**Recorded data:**
#####

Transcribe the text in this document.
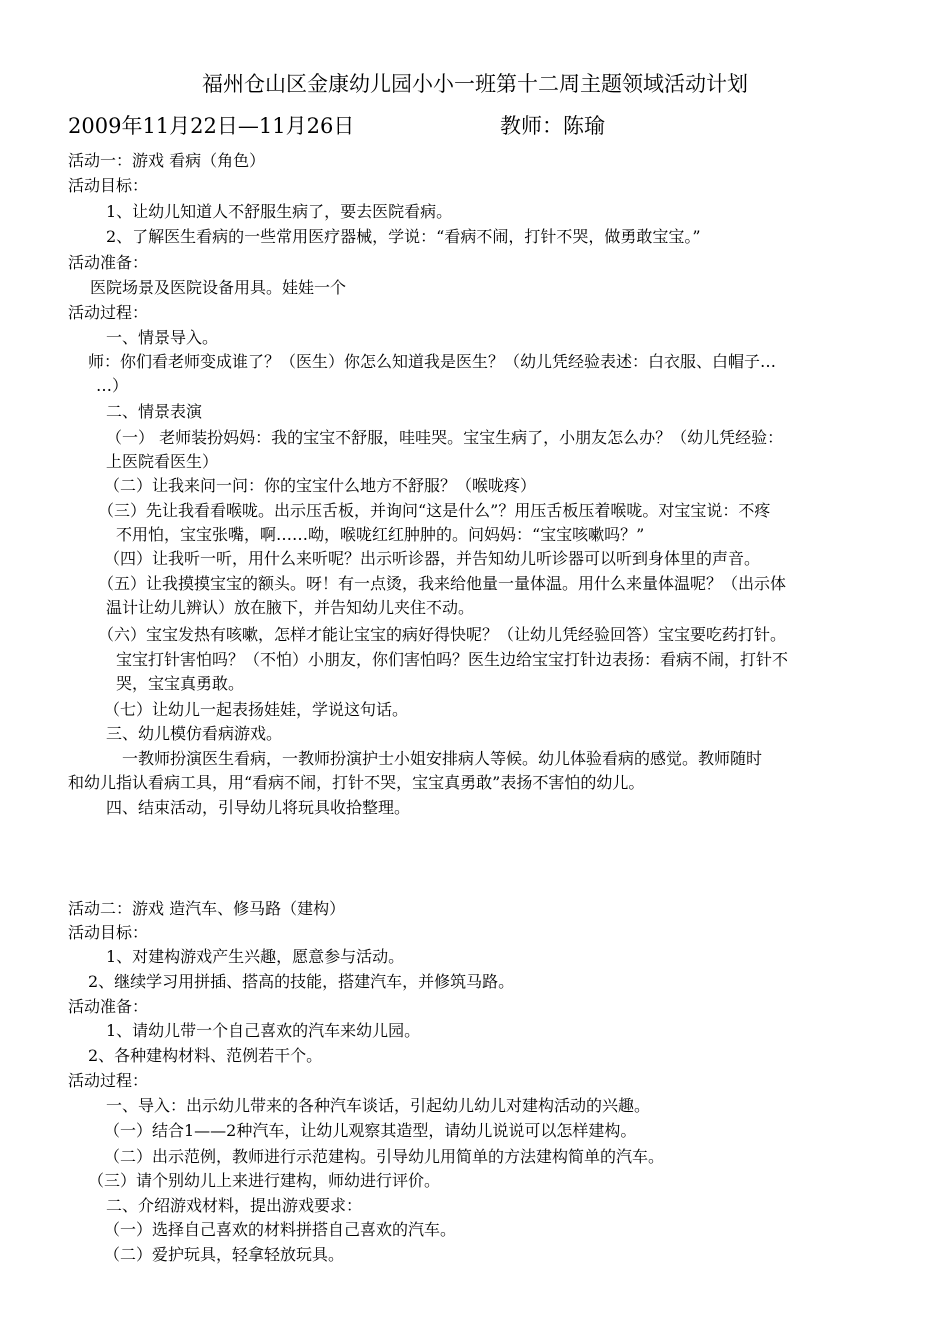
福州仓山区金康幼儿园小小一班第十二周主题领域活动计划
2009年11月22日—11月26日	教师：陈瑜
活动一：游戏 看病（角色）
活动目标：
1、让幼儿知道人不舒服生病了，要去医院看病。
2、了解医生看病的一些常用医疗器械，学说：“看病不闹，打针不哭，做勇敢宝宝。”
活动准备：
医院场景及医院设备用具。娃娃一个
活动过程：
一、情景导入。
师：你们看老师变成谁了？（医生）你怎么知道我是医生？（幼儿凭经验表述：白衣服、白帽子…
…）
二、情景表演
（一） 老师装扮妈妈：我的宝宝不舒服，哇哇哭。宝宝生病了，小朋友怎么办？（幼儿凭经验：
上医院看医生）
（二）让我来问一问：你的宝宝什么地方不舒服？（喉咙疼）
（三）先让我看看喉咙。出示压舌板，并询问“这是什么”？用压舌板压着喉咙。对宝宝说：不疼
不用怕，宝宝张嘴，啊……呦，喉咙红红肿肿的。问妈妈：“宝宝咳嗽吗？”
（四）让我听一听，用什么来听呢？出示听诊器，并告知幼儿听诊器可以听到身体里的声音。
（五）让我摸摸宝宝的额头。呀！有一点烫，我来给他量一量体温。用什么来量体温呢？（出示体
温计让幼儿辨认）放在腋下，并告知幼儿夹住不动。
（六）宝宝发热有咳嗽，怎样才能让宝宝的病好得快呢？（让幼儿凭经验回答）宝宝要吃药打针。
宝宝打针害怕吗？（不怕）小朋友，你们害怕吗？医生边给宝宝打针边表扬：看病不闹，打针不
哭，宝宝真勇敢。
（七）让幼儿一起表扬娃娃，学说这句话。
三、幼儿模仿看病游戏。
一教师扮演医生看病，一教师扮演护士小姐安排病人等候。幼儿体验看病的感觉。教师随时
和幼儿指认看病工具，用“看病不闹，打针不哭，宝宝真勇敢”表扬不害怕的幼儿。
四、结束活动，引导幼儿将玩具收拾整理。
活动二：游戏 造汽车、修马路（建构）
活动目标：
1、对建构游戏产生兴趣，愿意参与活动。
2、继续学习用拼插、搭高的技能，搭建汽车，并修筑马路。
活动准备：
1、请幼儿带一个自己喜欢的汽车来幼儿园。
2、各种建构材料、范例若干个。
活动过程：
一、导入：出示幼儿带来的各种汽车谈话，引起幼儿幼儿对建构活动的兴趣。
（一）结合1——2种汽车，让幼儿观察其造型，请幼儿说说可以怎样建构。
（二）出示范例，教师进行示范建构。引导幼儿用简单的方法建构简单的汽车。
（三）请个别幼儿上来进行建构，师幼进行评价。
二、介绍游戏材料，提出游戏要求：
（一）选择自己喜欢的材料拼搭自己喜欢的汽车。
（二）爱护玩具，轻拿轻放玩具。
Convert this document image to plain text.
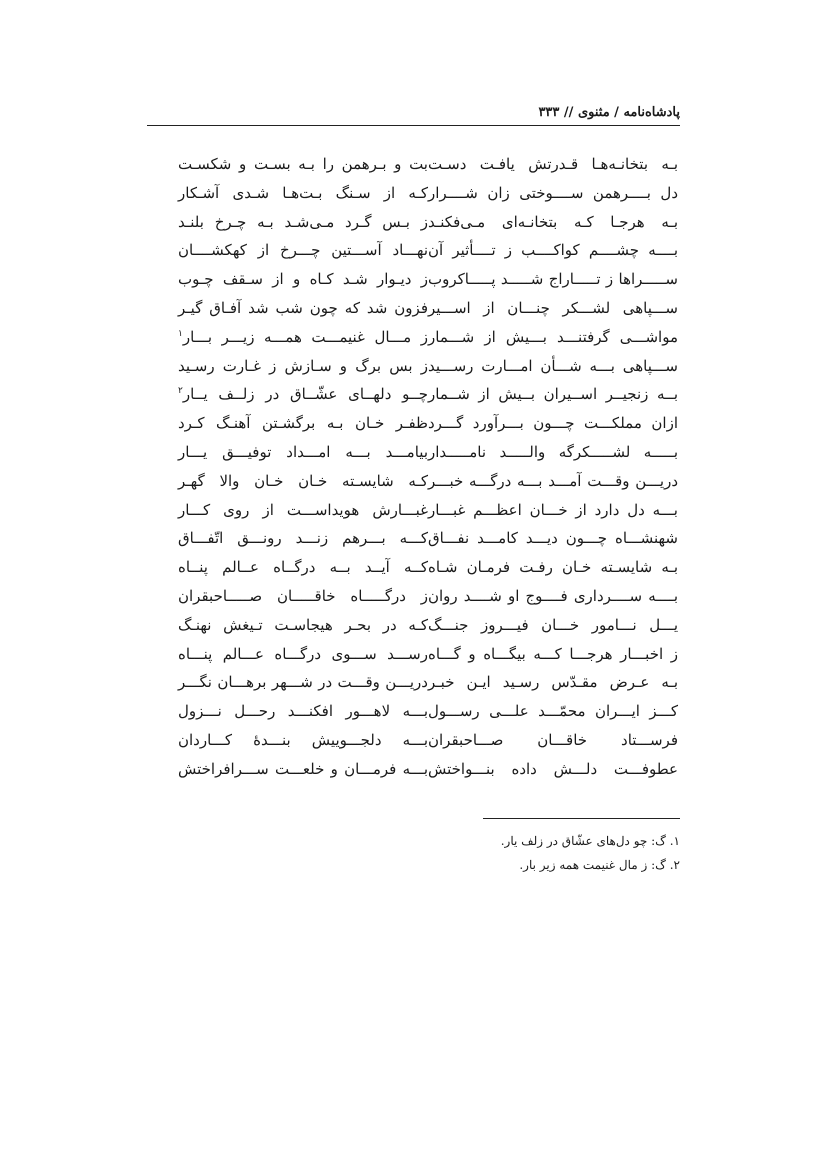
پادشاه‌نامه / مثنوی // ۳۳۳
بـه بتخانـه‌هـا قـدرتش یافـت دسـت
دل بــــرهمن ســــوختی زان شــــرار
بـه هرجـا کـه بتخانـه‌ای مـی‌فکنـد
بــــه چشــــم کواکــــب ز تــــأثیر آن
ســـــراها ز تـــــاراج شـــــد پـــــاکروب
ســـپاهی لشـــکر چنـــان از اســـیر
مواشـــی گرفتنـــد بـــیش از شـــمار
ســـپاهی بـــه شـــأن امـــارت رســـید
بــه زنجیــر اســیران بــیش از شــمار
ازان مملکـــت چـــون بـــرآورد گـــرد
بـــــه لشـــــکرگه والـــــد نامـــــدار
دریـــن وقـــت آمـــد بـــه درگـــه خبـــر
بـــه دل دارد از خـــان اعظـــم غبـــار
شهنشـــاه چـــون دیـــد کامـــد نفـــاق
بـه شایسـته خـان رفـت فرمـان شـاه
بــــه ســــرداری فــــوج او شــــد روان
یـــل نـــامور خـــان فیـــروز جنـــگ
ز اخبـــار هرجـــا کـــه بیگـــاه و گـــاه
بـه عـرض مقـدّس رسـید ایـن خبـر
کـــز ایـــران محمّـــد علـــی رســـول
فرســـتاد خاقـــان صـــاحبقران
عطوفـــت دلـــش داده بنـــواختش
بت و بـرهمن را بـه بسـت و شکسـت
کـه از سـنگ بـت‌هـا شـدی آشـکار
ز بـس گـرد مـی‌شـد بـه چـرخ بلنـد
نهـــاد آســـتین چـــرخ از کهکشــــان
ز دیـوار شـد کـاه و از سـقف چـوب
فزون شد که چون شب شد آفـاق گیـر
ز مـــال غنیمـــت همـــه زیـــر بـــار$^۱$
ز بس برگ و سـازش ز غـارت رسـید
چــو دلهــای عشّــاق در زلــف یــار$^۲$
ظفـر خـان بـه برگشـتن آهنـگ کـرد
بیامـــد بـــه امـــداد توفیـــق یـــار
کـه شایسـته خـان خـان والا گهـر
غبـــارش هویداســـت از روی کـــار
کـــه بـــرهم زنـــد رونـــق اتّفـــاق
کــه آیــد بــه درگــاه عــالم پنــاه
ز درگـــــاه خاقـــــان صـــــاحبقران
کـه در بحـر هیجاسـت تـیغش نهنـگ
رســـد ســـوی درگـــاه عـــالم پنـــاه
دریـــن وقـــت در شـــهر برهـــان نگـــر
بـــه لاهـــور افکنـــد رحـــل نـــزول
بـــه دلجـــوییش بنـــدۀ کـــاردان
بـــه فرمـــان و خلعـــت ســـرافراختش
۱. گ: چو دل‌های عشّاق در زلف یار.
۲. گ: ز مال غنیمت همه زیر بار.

#####

**Work to complete:** Omit the pictures and output all of the other material exactly.

**Written response:**
Transcribe the text in this document.
福州仓山区金康幼儿园小小一班第十二周主题领域活动计划
2009年11月22日—11月26日	教师：陈瑜
活动一：游戏 看病（角色）
活动目标：
1、让幼儿知道人不舒服生病了，要去医院看病。
2、了解医生看病的一些常用医疗器械，学说：“看病不闹，打针不哭，做勇敢宝宝。”
活动准备：
医院场景及医院设备用具。娃娃一个
活动过程：
一、情景导入。
师：你们看老师变成谁了？（医生）你怎么知道我是医生？（幼儿凭经验表述：白衣服、白帽子…
…）
二、情景表演
（一） 老师装扮妈妈：我的宝宝不舒服，哇哇哭。宝宝生病了，小朋友怎么办？（幼儿凭经验：
上医院看医生）
（二）让我来问一问：你的宝宝什么地方不舒服？（喉咙疼）
（三）先让我看看喉咙。出示压舌板，并询问“这是什么”？用压舌板压着喉咙。对宝宝说：不疼
不用怕，宝宝张嘴，啊……呦，喉咙红红肿肿的。问妈妈：“宝宝咳嗽吗？”
（四）让我听一听，用什么来听呢？出示听诊器，并告知幼儿听诊器可以听到身体里的声音。
（五）让我摸摸宝宝的额头。呀！有一点烫，我来给他量一量体温。用什么来量体温呢？（出示体
温计让幼儿辨认）放在腋下，并告知幼儿夹住不动。
（六）宝宝发热有咳嗽，怎样才能让宝宝的病好得快呢？（让幼儿凭经验回答）宝宝要吃药打针。
宝宝打针害怕吗？（不怕）小朋友，你们害怕吗？医生边给宝宝打针边表扬：看病不闹，打针不
哭，宝宝真勇敢。
（七）让幼儿一起表扬娃娃，学说这句话。
三、幼儿模仿看病游戏。
一教师扮演医生看病，一教师扮演护士小姐安排病人等候。幼儿体验看病的感觉。教师随时
和幼儿指认看病工具，用“看病不闹，打针不哭，宝宝真勇敢”表扬不害怕的幼儿。
四、结束活动，引导幼儿将玩具收拾整理。
活动二：游戏 造汽车、修马路（建构）
活动目标：
1、对建构游戏产生兴趣，愿意参与活动。
2、继续学习用拼插、搭高的技能，搭建汽车，并修筑马路。
活动准备：
1、请幼儿带一个自己喜欢的汽车来幼儿园。
2、各种建构材料、范例若干个。
活动过程：
一、导入：出示幼儿带来的各种汽车谈话，引起幼儿幼儿对建构活动的兴趣。
（一）结合1——2种汽车，让幼儿观察其造型，请幼儿说说可以怎样建构。
（二）出示范例，教师进行示范建构。引导幼儿用简单的方法建构简单的汽车。
（三）请个别幼儿上来进行建构，师幼进行评价。
二、介绍游戏材料，提出游戏要求：
（一）选择自己喜欢的材料拼搭自己喜欢的汽车。
（二）爱护玩具，轻拿轻放玩具。
Convert this document image to plain text.
پادشاه‌نامه / مثنوی // ۳۳۳
بـه بتخانـه‌هـا قـدرتش یافـت دسـت
دل بــــرهمن ســــوختی زان شــــرار
بـه هرجـا کـه بتخانـه‌ای مـی‌فکنـد
بــــه چشــــم کواکــــب ز تــــأثیر آن
ســـــراها ز تـــــاراج شـــــد پـــــاکروب
ســـپاهی لشـــکر چنـــان از اســـیر
مواشـــی گرفتنـــد بـــیش از شـــمار
ســـپاهی بـــه شـــأن امـــارت رســـید
بــه زنجیــر اســیران بــیش از شــمار
ازان مملکـــت چـــون بـــرآورد گـــرد
بـــــه لشـــــکرگه والـــــد نامـــــدار
دریـــن وقـــت آمـــد بـــه درگـــه خبـــر
بـــه دل دارد از خـــان اعظـــم غبـــار
شهنشـــاه چـــون دیـــد کامـــد نفـــاق
بـه شایسـته خـان رفـت فرمـان شـاه
بــــه ســــرداری فــــوج او شــــد روان
یـــل نـــامور خـــان فیـــروز جنـــگ
ز اخبـــار هرجـــا کـــه بیگـــاه و گـــاه
بـه عـرض مقـدّس رسـید ایـن خبـر
کـــز ایـــران محمّـــد علـــی رســـول
فرســـتاد خاقـــان صـــاحبقران
عطوفـــت دلـــش داده بنـــواختش
بت و بـرهمن را بـه بسـت و شکسـت
کـه از سـنگ بـت‌هـا شـدی آشـکار
ز بـس گـرد مـی‌شـد بـه چـرخ بلنـد
نهـــاد آســـتین چـــرخ از کهکشــــان
ز دیـوار شـد کـاه و از سـقف چـوب
فزون شد که چون شب شد آفـاق گیـر
ز مـــال غنیمـــت همـــه زیـــر بـــار$^۱$
ز بس برگ و سـازش ز غـارت رسـید
چــو دلهــای عشّــاق در زلــف یــار$^۲$
ظفـر خـان بـه برگشـتن آهنـگ کـرد
بیامـــد بـــه امـــداد توفیـــق یـــار
کـه شایسـته خـان خـان والا گهـر
غبـــارش هویداســـت از روی کـــار
کـــه بـــرهم زنـــد رونـــق اتّفـــاق
کــه آیــد بــه درگــاه عــالم پنــاه
ز درگـــــاه خاقـــــان صـــــاحبقران
کـه در بحـر هیجاسـت تـیغش نهنـگ
رســـد ســـوی درگـــاه عـــالم پنـــاه
دریـــن وقـــت در شـــهر برهـــان نگـــر
بـــه لاهـــور افکنـــد رحـــل نـــزول
بـــه دلجـــوییش بنـــدۀ کـــاردان
بـــه فرمـــان و خلعـــت ســـرافراختش
۱. گ: چو دل‌های عشّاق در زلف یار.
۲. گ: ز مال غنیمت همه زیر بار.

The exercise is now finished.